_To be done_
Pull every line with the word "ylabel" out of the entries below.

_Data section_
● ● ●

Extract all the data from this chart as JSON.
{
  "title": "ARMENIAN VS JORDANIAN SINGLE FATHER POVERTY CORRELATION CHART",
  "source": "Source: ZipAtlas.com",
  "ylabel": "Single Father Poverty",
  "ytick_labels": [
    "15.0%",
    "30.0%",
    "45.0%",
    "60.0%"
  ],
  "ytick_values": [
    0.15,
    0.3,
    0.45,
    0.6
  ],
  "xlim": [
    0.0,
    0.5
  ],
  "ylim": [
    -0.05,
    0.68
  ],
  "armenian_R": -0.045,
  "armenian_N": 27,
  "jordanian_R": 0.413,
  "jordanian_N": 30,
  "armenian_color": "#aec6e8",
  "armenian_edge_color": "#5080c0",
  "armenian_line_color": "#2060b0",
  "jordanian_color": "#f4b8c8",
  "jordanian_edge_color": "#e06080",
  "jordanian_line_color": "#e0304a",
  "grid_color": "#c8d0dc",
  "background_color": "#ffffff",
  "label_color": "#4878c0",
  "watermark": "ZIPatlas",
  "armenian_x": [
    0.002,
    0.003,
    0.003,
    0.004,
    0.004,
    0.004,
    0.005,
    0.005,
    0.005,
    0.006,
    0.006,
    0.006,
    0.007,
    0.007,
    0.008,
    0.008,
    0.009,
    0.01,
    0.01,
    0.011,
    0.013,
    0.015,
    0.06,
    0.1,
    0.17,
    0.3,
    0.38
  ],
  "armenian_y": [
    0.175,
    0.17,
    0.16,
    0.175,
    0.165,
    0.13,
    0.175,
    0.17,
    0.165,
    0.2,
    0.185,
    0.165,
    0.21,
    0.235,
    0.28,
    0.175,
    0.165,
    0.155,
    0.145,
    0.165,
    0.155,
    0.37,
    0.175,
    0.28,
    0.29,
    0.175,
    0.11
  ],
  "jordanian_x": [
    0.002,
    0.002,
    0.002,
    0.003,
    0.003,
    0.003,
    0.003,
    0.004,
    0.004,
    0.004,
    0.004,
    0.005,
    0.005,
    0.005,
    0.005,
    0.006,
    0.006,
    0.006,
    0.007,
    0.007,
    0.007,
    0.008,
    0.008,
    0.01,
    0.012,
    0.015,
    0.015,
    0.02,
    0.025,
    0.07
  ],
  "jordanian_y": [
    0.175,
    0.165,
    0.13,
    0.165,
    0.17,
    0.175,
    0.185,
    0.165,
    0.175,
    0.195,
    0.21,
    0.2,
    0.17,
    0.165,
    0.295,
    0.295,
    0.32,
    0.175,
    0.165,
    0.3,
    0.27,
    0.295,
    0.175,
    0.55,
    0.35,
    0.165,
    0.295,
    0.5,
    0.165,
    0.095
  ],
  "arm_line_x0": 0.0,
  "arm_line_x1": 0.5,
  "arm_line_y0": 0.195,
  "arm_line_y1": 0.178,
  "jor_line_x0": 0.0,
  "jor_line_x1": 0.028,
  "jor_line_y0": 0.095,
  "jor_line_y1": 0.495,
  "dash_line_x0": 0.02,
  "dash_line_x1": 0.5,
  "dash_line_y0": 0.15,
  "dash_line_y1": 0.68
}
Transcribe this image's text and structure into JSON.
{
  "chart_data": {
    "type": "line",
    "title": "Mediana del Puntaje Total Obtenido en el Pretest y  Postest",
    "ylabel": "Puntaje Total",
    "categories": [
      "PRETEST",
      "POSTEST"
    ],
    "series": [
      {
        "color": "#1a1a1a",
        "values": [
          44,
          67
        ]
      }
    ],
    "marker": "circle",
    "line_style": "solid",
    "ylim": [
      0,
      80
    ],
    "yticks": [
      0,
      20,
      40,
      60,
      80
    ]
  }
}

● ● ●

_Exercise output_
  "ylabel": "Single Father Poverty",
    "ylabel": "Puntaje Total",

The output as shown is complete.